>> start RECORDS FOR THIS EXERCISE

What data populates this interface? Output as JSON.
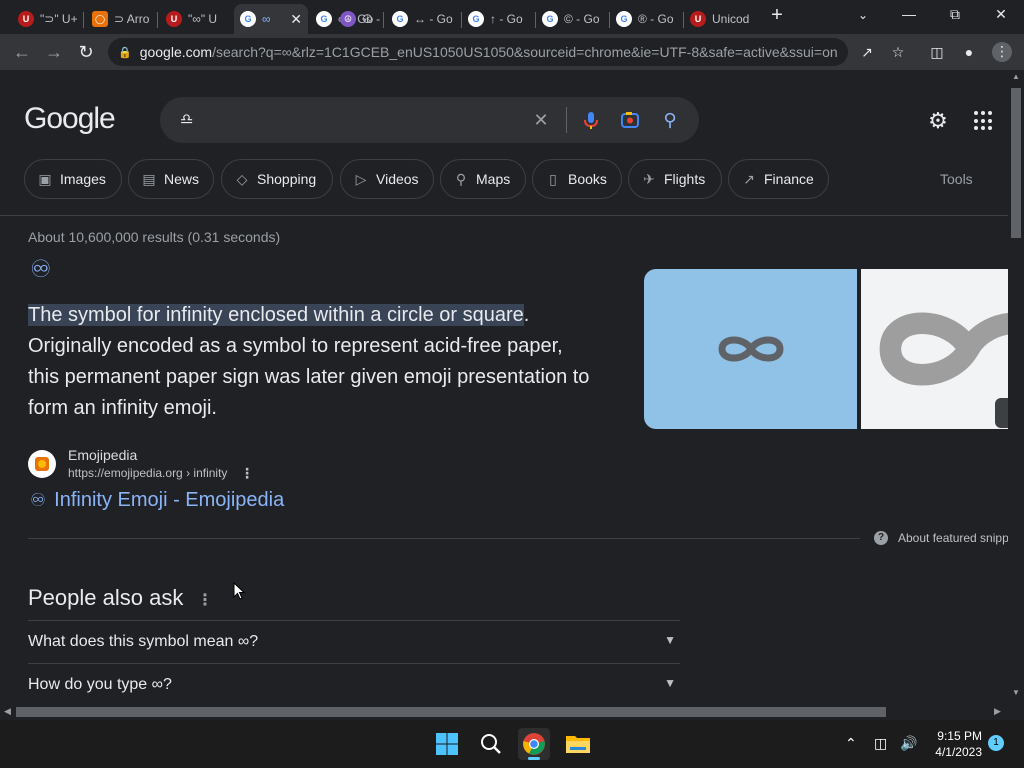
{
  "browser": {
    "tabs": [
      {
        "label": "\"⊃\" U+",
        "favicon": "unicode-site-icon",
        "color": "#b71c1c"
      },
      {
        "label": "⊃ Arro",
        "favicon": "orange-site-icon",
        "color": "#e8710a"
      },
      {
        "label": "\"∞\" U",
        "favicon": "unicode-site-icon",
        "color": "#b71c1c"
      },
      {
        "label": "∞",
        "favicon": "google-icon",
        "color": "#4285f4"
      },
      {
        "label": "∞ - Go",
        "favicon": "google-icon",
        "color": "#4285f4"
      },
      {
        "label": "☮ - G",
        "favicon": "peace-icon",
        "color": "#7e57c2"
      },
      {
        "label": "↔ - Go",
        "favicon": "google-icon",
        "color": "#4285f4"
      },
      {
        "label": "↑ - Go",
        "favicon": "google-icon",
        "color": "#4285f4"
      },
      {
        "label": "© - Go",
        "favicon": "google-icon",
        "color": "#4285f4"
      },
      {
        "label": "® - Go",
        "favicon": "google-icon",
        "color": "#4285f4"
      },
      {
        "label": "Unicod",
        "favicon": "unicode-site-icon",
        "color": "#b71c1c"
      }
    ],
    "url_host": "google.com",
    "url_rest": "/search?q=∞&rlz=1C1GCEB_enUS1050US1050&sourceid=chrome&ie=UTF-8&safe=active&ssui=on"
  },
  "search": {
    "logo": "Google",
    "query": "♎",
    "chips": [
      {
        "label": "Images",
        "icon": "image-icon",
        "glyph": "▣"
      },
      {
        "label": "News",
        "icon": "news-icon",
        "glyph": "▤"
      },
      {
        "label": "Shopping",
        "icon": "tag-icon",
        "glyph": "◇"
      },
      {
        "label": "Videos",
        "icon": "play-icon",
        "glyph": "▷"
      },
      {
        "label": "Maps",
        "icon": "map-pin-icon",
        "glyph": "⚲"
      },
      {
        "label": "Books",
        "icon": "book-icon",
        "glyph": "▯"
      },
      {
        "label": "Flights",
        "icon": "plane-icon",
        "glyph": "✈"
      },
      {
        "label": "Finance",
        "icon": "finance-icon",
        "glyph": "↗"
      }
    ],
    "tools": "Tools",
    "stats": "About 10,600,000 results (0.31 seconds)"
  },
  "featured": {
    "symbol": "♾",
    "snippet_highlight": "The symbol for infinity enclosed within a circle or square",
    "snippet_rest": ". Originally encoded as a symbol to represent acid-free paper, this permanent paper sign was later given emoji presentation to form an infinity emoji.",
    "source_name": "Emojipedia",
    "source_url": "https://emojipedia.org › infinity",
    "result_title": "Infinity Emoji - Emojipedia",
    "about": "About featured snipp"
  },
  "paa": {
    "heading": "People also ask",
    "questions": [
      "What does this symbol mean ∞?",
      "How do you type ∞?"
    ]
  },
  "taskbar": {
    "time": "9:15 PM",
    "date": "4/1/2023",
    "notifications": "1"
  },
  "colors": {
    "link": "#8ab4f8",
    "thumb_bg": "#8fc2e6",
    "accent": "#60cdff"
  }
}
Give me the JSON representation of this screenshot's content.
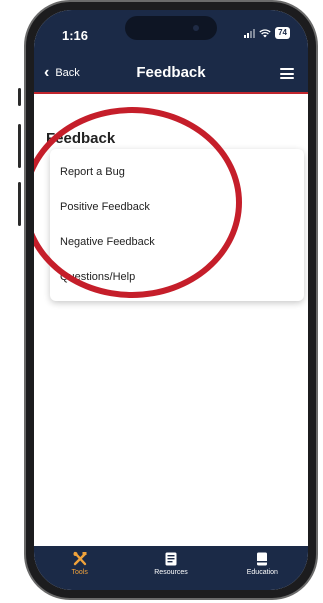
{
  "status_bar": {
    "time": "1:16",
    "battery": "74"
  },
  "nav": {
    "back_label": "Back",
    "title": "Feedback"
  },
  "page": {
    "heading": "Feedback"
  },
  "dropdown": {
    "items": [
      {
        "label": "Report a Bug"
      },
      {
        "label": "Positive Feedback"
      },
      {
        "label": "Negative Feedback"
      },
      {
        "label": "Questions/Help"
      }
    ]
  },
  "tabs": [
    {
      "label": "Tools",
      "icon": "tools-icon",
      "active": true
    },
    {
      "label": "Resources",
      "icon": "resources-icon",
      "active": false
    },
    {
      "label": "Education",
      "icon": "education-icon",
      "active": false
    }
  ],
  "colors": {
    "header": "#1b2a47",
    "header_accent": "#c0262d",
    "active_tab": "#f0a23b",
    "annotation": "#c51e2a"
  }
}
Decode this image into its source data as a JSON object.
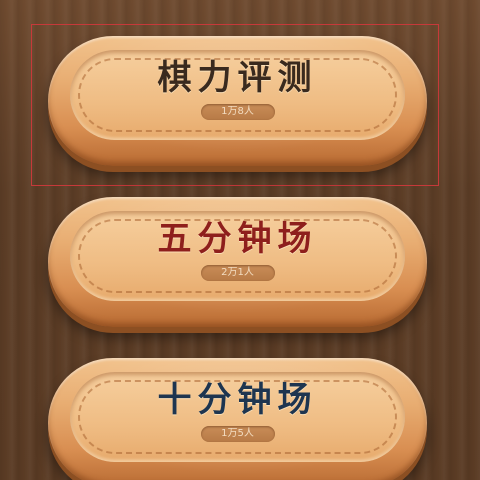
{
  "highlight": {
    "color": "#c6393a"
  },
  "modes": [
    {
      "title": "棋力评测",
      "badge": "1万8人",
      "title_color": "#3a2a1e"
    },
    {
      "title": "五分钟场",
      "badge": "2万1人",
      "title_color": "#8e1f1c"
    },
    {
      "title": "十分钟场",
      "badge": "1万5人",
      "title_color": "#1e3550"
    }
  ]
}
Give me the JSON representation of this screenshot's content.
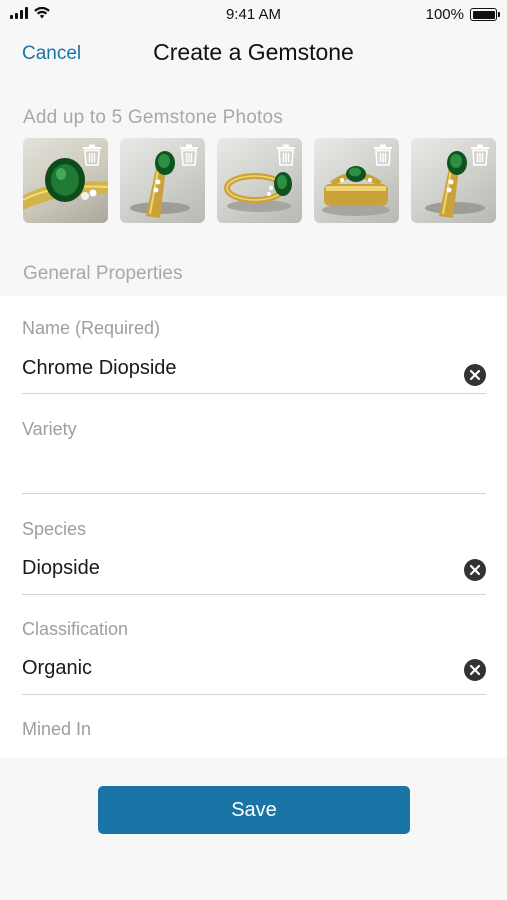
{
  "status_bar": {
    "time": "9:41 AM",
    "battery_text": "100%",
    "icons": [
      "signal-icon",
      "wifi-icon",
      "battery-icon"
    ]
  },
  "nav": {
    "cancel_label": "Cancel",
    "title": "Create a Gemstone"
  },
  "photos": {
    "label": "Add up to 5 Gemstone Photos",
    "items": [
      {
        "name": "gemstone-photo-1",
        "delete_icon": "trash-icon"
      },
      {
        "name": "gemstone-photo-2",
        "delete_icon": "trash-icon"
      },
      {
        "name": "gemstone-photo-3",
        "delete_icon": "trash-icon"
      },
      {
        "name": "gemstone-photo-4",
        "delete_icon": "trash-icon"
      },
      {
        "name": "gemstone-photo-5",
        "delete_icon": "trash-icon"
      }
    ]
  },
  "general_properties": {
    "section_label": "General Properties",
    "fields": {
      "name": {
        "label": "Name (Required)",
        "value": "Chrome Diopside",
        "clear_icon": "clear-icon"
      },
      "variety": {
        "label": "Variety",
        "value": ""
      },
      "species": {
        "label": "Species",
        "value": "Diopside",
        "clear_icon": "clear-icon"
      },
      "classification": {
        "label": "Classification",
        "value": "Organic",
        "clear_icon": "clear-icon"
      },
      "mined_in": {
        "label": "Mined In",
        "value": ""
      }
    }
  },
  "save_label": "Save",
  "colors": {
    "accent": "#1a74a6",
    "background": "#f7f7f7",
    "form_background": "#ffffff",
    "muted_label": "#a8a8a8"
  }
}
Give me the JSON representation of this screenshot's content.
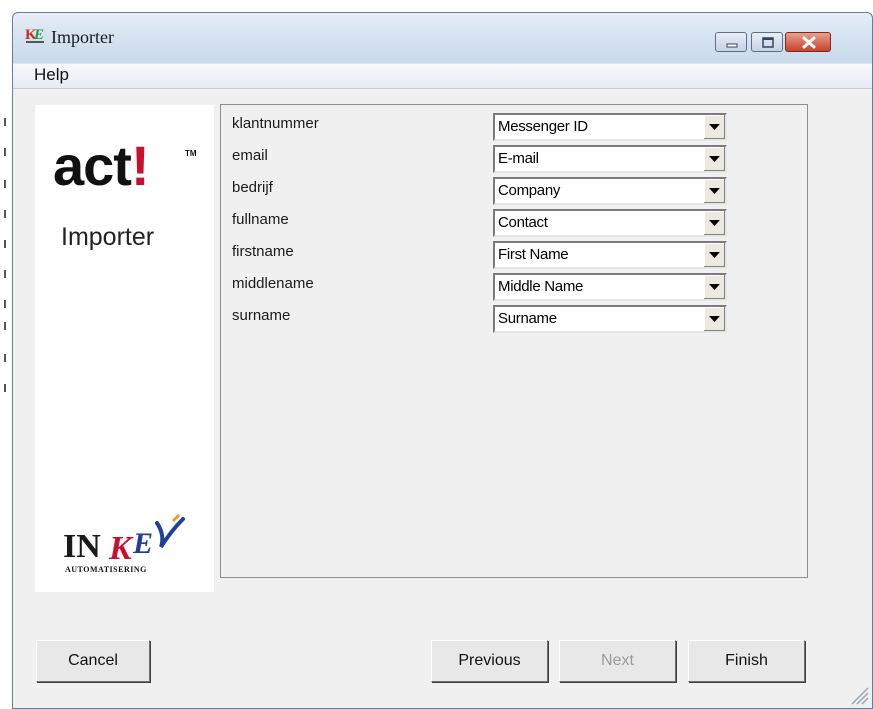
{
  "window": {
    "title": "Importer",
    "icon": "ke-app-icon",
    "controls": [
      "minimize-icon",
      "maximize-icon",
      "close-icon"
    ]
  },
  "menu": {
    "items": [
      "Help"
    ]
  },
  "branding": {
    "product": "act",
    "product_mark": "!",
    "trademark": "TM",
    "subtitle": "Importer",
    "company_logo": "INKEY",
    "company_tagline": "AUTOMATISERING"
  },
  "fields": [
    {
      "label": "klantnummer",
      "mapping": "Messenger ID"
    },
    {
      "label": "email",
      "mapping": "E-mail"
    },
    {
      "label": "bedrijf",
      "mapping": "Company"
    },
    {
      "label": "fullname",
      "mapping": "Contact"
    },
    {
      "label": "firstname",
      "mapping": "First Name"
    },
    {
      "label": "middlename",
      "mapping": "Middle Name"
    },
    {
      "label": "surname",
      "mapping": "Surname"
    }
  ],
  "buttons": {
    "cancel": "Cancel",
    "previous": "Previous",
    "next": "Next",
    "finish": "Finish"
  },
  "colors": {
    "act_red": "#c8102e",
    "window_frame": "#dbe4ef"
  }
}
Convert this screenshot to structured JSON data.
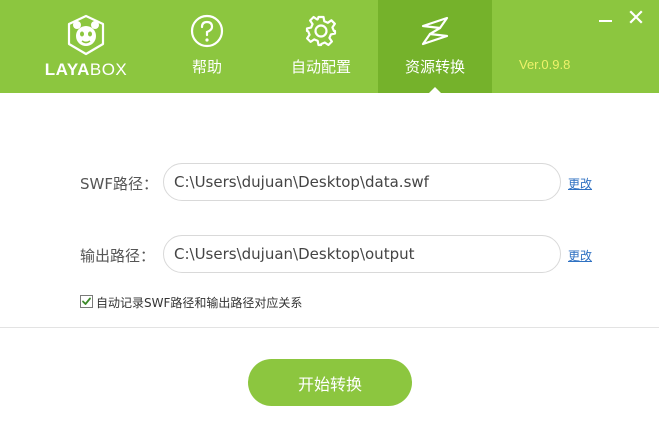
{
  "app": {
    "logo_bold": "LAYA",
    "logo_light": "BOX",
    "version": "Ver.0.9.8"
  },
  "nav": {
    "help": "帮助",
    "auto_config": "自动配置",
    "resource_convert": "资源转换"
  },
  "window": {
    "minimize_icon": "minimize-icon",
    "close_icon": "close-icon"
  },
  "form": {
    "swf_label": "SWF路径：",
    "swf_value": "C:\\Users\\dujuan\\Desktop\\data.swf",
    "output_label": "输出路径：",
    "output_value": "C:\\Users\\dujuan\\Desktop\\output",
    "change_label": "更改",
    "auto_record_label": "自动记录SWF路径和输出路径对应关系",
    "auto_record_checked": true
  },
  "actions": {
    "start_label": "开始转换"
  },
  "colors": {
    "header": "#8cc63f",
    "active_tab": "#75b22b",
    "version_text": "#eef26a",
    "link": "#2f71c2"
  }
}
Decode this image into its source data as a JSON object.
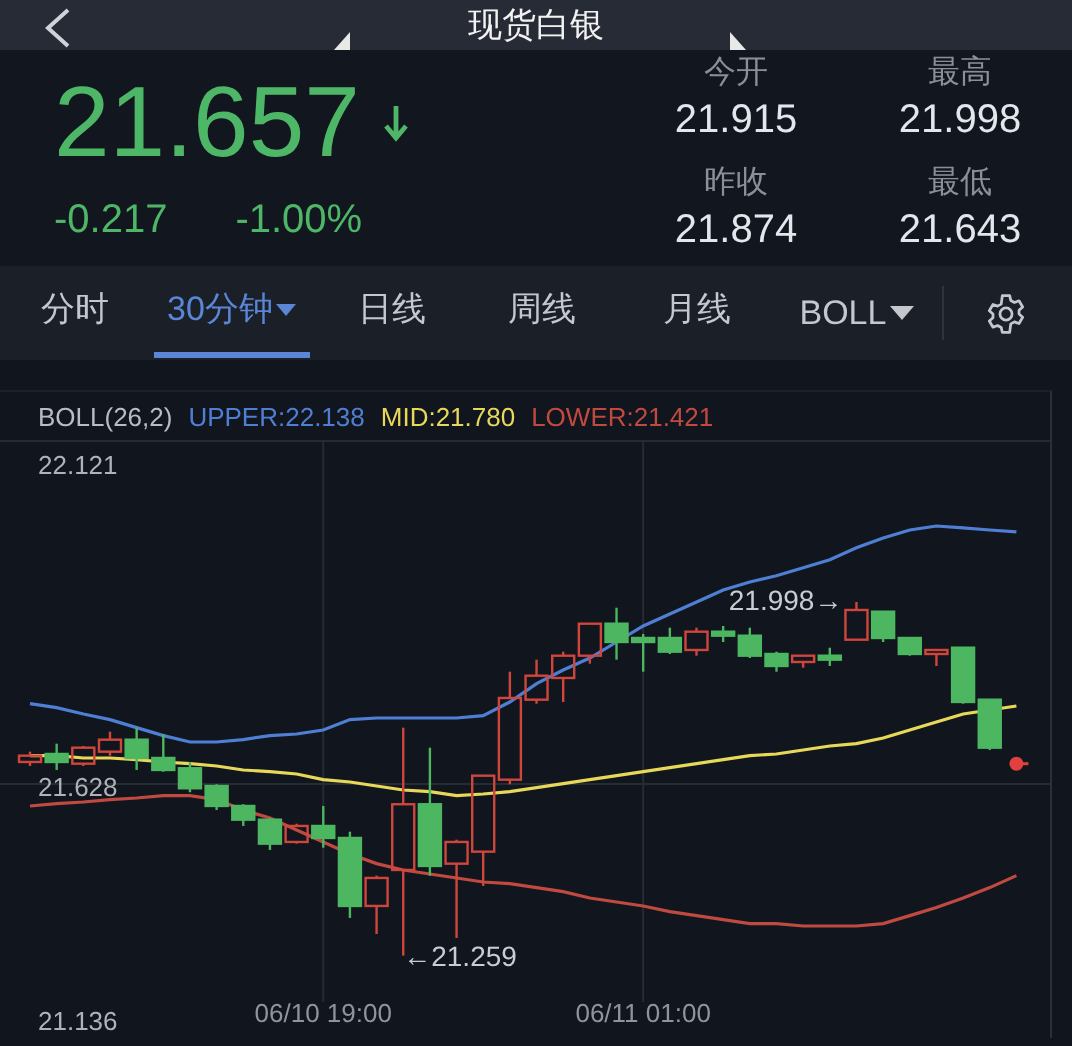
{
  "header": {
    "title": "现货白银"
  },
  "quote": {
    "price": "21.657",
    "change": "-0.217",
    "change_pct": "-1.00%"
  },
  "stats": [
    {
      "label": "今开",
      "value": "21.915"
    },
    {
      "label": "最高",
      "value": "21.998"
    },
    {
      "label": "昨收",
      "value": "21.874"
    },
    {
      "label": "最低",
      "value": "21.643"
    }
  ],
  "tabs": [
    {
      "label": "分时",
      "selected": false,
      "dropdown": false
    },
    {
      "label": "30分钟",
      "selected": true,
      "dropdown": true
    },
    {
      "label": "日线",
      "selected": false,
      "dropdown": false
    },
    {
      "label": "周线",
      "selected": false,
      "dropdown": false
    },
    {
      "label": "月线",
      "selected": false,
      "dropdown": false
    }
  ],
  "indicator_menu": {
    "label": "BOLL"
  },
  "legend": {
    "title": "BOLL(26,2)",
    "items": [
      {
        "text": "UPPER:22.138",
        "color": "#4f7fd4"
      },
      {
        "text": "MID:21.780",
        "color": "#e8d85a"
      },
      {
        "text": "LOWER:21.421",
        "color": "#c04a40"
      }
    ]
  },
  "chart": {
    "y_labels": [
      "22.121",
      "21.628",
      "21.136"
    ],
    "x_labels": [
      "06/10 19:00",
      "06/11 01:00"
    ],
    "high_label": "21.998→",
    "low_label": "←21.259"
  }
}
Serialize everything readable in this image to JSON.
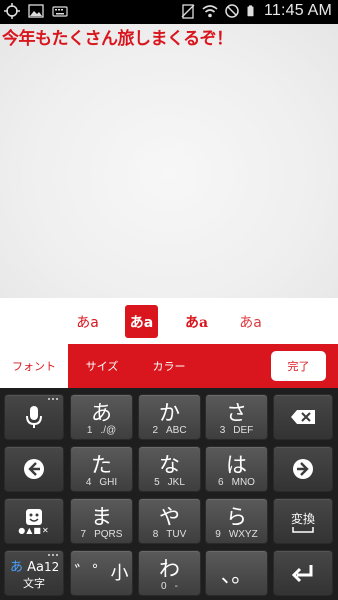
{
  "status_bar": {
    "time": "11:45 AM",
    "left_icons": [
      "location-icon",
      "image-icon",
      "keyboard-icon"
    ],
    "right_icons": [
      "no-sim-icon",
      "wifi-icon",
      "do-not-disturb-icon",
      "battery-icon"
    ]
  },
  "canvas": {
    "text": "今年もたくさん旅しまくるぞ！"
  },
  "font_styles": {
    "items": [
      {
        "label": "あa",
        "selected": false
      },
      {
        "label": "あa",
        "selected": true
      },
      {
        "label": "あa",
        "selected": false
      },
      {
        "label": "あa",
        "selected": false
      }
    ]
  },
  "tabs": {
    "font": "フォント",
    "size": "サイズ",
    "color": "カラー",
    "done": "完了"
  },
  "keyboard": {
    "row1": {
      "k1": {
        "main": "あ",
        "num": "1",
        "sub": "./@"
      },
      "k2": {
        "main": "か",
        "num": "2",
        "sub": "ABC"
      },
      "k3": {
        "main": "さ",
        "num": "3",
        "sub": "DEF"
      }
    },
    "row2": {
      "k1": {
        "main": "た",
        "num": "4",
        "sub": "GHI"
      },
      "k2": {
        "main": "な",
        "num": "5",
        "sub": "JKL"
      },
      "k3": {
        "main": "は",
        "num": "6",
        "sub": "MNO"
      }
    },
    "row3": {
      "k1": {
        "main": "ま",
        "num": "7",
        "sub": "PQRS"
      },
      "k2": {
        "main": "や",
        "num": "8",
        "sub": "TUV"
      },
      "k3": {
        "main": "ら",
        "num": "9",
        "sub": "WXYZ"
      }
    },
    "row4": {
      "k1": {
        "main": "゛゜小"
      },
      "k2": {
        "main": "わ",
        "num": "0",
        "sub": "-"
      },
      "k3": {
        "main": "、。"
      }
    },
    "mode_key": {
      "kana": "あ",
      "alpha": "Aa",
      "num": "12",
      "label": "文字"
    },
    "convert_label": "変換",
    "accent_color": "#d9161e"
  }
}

>> end RECORDS FOR THIS EXERCISE

* GIVEN PROBLEM *
Filter the entries and copy out every line with the word "stats".

* RESULT FOR THIS TASK *
    "stats": "About 10,600,000 results (0.31 seconds)"
  "stats": [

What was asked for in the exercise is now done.